PROBLEM REQUIREMENTS> Filter the listing below, copying every line in which the word "JSON" appears.

TASK INPUTS>
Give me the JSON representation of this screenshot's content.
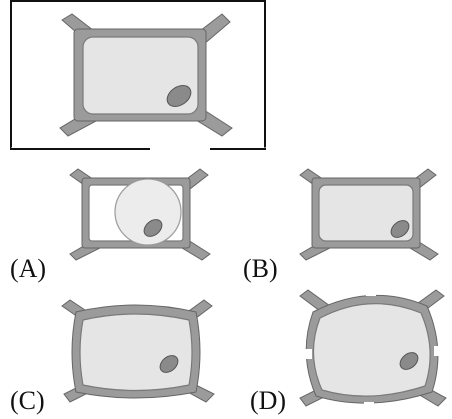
{
  "labels": {
    "a": "(A)",
    "b": "(B)",
    "c": "(C)",
    "d": "(D)"
  },
  "colors": {
    "wall": "#9b9b9b",
    "wall_outline": "#666666",
    "cytoplasm": "#e5e5e5",
    "membrane": "#7a7a7a",
    "nucleus": "#8a8a8a",
    "vacuole": "#ececec",
    "frame": "#111111"
  }
}
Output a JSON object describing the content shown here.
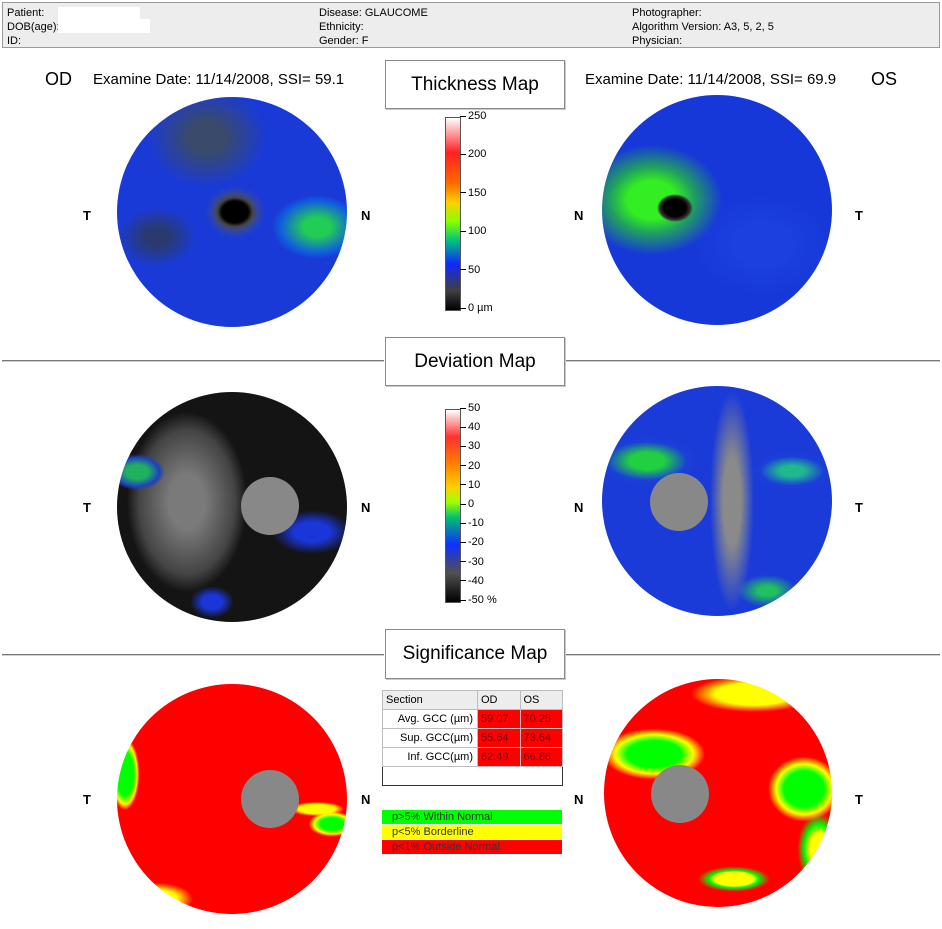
{
  "header": {
    "patient_label": "Patient:",
    "dob_label": "DOB(age):",
    "id_label": "ID:",
    "disease_label": "Disease: GLAUCOME",
    "ethnicity_label": "Ethnicity:",
    "gender_label": "Gender: F",
    "photographer_label": "Photographer:",
    "algorithm_label": "Algorithm Version: A3, 5, 2, 5",
    "physician_label": "Physician:"
  },
  "od": {
    "eye_label": "OD",
    "exam_text": "Examine Date: 11/14/2008, SSI= 59.1",
    "temporal": "T",
    "nasal": "N"
  },
  "os": {
    "eye_label": "OS",
    "exam_text": "Examine Date: 11/14/2008, SSI= 69.9",
    "temporal": "T",
    "nasal": "N"
  },
  "thickness": {
    "title": "Thickness Map",
    "scale": [
      "250",
      "200",
      "150",
      "100",
      "50",
      "0 µm"
    ]
  },
  "deviation": {
    "title": "Deviation Map",
    "scale": [
      "50",
      "40",
      "30",
      "20",
      "10",
      "0",
      "-10",
      "-20",
      "-30",
      "-40",
      "-50 %"
    ]
  },
  "significance": {
    "title": "Significance Map",
    "table": {
      "headers": [
        "Section",
        "OD",
        "OS"
      ],
      "rows": [
        {
          "label": "Avg. GCC (µm)",
          "od": "59.07",
          "os": "70.25"
        },
        {
          "label": "Sup. GCC(µm)",
          "od": "55.64",
          "os": "73.64"
        },
        {
          "label": "Inf. GCC(µm)",
          "od": "62.49",
          "os": "66.86"
        }
      ]
    },
    "legend": [
      {
        "text": "p>5% Within Normal",
        "color": "#00ff00"
      },
      {
        "text": "p<5% Borderline",
        "color": "#ffff00"
      },
      {
        "text": "p<1% Outside Normal",
        "color": "#ff0000"
      }
    ]
  },
  "colors": {
    "normal": "#00ff00",
    "borderline": "#ffff00",
    "outside": "#ff0000",
    "disc": "#888888",
    "thickness_blue": "#1030e0"
  }
}
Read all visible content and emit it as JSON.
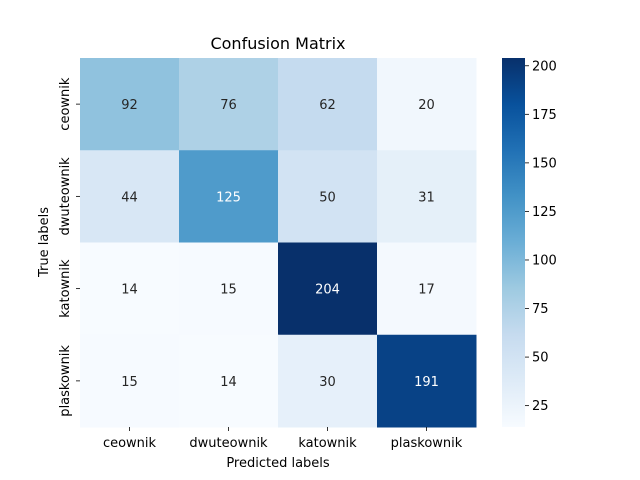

CORRECT RESULT>
Give me the JSON representation of this screenshot's content.
Output a JSON object describing the content shown here.
Read all visible content and emit it as JSON.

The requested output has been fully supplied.